Do this
Copy each line that contains the string "text".

Raw data

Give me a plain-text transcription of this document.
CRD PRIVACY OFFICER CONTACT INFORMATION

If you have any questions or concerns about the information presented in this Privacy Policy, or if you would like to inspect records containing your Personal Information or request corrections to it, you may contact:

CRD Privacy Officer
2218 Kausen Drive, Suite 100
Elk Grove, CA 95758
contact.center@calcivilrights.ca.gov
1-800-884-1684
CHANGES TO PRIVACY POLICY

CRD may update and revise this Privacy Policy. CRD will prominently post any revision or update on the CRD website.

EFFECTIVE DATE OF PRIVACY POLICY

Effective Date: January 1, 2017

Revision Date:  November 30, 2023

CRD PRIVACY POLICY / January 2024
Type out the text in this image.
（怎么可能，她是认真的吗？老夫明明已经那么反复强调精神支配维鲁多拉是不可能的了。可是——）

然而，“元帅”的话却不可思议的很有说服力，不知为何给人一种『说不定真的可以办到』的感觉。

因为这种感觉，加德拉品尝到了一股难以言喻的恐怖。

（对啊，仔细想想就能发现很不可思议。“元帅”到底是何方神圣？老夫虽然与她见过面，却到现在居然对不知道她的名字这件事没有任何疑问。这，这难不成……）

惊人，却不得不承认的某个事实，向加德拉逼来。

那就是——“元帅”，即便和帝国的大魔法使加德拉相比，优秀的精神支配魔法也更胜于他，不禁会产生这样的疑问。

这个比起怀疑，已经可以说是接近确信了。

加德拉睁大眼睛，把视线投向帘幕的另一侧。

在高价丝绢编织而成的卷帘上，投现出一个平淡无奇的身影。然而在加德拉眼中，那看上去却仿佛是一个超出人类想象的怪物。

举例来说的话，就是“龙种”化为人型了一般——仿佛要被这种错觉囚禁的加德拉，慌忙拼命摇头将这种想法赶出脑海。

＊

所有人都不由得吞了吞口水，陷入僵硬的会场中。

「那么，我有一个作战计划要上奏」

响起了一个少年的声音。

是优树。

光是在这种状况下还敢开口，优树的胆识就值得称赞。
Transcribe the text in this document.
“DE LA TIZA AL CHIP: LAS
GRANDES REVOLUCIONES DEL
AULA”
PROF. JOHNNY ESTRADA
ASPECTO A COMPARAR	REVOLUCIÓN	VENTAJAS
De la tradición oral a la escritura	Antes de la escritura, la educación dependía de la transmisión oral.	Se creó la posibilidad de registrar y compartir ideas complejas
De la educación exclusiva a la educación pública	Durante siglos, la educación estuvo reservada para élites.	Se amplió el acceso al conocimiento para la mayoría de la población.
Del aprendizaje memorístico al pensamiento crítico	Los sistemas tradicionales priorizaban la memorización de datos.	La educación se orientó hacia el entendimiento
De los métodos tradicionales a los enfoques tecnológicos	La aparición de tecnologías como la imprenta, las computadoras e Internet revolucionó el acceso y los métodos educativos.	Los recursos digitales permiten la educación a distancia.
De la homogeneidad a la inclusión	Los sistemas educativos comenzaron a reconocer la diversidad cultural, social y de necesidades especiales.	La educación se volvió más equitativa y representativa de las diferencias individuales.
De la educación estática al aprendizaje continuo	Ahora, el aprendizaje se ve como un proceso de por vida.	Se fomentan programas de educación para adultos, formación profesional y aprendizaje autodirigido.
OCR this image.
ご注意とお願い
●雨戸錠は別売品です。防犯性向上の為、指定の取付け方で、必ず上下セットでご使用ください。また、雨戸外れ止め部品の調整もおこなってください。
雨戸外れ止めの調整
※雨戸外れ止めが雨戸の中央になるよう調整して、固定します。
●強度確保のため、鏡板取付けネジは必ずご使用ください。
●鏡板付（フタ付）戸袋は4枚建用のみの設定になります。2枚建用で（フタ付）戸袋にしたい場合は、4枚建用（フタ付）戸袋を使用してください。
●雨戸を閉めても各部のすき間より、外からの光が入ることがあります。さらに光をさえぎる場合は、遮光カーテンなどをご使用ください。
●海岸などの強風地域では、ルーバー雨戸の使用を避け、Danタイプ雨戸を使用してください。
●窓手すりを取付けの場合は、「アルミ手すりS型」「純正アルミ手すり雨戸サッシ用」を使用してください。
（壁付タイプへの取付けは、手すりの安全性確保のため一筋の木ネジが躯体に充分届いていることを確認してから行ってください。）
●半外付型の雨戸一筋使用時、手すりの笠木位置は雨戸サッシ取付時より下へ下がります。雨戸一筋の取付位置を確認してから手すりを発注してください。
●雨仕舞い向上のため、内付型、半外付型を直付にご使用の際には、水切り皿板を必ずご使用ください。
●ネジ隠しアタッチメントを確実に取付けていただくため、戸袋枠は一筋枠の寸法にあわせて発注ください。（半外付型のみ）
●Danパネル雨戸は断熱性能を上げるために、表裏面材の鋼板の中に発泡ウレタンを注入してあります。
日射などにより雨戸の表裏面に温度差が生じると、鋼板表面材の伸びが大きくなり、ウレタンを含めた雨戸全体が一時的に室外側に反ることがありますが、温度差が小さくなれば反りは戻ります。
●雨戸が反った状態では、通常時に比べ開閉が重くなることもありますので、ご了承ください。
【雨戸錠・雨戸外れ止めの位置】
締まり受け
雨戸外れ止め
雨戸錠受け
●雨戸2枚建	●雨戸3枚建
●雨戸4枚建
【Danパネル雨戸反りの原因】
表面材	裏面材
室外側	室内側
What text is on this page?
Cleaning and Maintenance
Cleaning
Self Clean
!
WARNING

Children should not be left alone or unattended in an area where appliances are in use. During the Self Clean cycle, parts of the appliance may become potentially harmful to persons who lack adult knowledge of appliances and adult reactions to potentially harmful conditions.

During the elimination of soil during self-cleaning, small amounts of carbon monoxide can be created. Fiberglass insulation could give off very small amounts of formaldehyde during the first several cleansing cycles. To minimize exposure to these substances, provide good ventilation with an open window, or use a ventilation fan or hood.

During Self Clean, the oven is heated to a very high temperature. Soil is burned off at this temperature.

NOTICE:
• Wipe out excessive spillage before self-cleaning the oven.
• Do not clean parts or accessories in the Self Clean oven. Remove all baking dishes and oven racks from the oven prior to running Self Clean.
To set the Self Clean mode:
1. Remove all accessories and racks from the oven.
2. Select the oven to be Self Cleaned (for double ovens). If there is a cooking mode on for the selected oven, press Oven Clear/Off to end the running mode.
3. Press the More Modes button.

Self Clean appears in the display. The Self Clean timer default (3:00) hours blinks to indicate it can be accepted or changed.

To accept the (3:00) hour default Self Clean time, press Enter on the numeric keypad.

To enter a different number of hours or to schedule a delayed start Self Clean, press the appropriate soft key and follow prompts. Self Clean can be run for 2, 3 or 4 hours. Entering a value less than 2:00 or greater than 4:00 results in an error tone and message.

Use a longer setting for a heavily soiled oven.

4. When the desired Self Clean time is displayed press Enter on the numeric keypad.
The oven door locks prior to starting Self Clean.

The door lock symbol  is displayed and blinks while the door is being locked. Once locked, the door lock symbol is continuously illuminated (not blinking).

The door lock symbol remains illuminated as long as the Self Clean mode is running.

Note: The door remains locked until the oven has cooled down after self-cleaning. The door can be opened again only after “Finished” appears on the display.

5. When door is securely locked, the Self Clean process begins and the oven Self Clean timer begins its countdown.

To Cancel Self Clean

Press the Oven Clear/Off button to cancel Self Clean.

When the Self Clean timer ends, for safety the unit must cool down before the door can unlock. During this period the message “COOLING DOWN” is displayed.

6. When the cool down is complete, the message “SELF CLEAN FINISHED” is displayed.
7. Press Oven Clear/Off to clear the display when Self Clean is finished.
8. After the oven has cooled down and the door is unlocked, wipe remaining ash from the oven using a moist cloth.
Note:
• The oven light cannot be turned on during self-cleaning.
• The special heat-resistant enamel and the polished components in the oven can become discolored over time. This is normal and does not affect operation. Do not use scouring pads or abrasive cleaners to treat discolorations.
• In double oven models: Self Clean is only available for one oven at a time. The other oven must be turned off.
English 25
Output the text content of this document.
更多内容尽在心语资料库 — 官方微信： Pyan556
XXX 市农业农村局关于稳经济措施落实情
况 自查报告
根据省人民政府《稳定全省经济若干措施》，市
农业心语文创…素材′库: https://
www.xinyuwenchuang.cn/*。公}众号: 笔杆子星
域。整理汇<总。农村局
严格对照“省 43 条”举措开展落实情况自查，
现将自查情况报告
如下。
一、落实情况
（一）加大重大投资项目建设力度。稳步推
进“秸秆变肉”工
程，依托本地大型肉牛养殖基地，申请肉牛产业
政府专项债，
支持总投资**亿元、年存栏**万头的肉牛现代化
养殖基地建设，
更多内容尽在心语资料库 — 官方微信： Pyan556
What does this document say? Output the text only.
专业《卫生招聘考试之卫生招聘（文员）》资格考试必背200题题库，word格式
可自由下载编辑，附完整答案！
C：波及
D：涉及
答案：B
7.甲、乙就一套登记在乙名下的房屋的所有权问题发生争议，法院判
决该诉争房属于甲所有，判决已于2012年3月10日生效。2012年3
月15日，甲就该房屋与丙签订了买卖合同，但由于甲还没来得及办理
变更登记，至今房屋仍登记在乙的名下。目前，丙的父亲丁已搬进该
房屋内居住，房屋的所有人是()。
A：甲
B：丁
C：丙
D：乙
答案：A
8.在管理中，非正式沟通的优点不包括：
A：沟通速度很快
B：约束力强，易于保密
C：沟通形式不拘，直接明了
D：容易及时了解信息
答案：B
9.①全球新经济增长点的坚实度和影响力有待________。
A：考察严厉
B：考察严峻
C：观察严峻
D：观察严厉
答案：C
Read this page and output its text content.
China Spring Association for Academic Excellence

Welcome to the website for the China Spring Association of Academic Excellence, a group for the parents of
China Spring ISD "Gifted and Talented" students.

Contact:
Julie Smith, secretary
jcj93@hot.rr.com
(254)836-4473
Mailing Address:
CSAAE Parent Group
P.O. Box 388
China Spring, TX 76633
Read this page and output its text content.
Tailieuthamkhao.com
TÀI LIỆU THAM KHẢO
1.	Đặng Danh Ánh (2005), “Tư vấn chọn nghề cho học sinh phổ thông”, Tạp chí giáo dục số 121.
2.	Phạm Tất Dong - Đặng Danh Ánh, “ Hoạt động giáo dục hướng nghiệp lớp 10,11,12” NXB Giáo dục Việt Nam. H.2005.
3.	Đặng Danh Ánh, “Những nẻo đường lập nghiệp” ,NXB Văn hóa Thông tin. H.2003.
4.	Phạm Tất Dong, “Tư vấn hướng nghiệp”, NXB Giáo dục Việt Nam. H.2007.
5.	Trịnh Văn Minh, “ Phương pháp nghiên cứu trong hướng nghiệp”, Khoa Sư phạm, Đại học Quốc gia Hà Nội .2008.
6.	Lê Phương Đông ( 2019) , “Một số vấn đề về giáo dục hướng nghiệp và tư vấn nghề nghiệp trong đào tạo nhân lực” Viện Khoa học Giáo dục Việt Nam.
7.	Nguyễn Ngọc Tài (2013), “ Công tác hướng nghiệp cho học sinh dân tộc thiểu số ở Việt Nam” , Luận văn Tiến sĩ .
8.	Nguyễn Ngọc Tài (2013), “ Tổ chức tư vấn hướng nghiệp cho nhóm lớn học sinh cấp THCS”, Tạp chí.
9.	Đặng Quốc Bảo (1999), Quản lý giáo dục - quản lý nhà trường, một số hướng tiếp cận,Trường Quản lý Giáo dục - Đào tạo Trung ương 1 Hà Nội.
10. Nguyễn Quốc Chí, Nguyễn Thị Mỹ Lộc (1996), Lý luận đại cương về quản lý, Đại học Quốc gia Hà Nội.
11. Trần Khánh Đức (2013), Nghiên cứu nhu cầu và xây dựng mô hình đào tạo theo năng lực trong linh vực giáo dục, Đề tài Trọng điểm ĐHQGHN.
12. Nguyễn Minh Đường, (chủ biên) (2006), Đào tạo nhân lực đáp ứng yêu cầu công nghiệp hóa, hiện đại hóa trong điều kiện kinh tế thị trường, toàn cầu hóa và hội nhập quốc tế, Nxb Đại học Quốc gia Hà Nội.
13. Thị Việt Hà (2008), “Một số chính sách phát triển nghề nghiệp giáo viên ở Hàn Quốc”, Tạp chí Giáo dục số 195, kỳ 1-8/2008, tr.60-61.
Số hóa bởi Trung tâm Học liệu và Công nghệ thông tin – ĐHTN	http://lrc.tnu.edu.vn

Expected answer
Give me a plain-text transcription of this document.
Type out the text in this image.
Transcribe the text in this document.
What text is on this page?
Output the text content of this document.
What does this document say? Output the text only.
Read this page and output its text content.
Read this page and output its text content.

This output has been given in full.